Dataset items
—————
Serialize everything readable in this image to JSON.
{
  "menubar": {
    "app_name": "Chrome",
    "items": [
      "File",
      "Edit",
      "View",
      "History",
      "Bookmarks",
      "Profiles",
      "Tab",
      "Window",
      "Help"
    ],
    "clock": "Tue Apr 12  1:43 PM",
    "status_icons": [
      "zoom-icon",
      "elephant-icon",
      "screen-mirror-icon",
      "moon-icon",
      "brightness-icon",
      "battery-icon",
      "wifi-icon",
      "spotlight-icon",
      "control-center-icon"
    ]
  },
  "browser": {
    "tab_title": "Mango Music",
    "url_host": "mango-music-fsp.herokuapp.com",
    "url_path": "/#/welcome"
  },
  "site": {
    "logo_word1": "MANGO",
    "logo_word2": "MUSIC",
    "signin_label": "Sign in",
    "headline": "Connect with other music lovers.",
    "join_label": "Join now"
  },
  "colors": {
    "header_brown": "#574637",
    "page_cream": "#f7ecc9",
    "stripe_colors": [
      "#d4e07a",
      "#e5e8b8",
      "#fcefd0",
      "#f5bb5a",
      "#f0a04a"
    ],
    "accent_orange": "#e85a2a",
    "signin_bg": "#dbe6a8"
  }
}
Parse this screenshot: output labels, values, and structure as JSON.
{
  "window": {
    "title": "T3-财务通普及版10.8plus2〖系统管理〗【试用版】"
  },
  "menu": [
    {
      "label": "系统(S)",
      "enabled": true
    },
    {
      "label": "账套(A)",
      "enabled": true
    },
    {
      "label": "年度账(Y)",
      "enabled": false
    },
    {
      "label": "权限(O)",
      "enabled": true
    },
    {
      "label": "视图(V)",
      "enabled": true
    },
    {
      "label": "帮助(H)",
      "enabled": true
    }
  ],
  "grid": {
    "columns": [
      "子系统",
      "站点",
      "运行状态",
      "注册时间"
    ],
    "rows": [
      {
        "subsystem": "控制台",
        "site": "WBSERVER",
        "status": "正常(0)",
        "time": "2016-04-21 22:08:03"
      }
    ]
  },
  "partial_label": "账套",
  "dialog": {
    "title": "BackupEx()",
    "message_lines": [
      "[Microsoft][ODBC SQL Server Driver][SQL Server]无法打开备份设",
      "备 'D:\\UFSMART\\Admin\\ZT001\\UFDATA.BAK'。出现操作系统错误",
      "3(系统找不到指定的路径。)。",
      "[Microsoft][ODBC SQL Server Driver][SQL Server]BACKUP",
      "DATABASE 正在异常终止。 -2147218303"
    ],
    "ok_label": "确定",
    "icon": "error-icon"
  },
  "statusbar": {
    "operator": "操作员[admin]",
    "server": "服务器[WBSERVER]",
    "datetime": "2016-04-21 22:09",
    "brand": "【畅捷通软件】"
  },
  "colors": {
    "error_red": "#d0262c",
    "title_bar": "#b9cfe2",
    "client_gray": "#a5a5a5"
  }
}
—————
Restate the whole listing exactly.

» **The completed task**:
Serialize everything readable in this image to JSON.
{
  "menubar": {
    "app_name": "Chrome",
    "items": [
      "File",
      "Edit",
      "View",
      "History",
      "Bookmarks",
      "Profiles",
      "Tab",
      "Window",
      "Help"
    ],
    "clock": "Tue Apr 12  1:43 PM",
    "status_icons": [
      "zoom-icon",
      "elephant-icon",
      "screen-mirror-icon",
      "moon-icon",
      "brightness-icon",
      "battery-icon",
      "wifi-icon",
      "spotlight-icon",
      "control-center-icon"
    ]
  },
  "browser": {
    "tab_title": "Mango Music",
    "url_host": "mango-music-fsp.herokuapp.com",
    "url_path": "/#/welcome"
  },
  "site": {
    "logo_word1": "MANGO",
    "logo_word2": "MUSIC",
    "signin_label": "Sign in",
    "headline": "Connect with other music lovers.",
    "join_label": "Join now"
  },
  "colors": {
    "header_brown": "#574637",
    "page_cream": "#f7ecc9",
    "stripe_colors": [
      "#d4e07a",
      "#e5e8b8",
      "#fcefd0",
      "#f5bb5a",
      "#f0a04a"
    ],
    "accent_orange": "#e85a2a",
    "signin_bg": "#dbe6a8"
  }
}
Parse this screenshot: output labels, values, and structure as JSON.
{
  "window": {
    "title": "T3-财务通普及版10.8plus2〖系统管理〗【试用版】"
  },
  "menu": [
    {
      "label": "系统(S)",
      "enabled": true
    },
    {
      "label": "账套(A)",
      "enabled": true
    },
    {
      "label": "年度账(Y)",
      "enabled": false
    },
    {
      "label": "权限(O)",
      "enabled": true
    },
    {
      "label": "视图(V)",
      "enabled": true
    },
    {
      "label": "帮助(H)",
      "enabled": true
    }
  ],
  "grid": {
    "columns": [
      "子系统",
      "站点",
      "运行状态",
      "注册时间"
    ],
    "rows": [
      {
        "subsystem": "控制台",
        "site": "WBSERVER",
        "status": "正常(0)",
        "time": "2016-04-21 22:08:03"
      }
    ]
  },
  "partial_label": "账套",
  "dialog": {
    "title": "BackupEx()",
    "message_lines": [
      "[Microsoft][ODBC SQL Server Driver][SQL Server]无法打开备份设",
      "备 'D:\\UFSMART\\Admin\\ZT001\\UFDATA.BAK'。出现操作系统错误",
      "3(系统找不到指定的路径。)。",
      "[Microsoft][ODBC SQL Server Driver][SQL Server]BACKUP",
      "DATABASE 正在异常终止。 -2147218303"
    ],
    "ok_label": "确定",
    "icon": "error-icon"
  },
  "statusbar": {
    "operator": "操作员[admin]",
    "server": "服务器[WBSERVER]",
    "datetime": "2016-04-21 22:09",
    "brand": "【畅捷通软件】"
  },
  "colors": {
    "error_red": "#d0262c",
    "title_bar": "#b9cfe2",
    "client_gray": "#a5a5a5"
  }
}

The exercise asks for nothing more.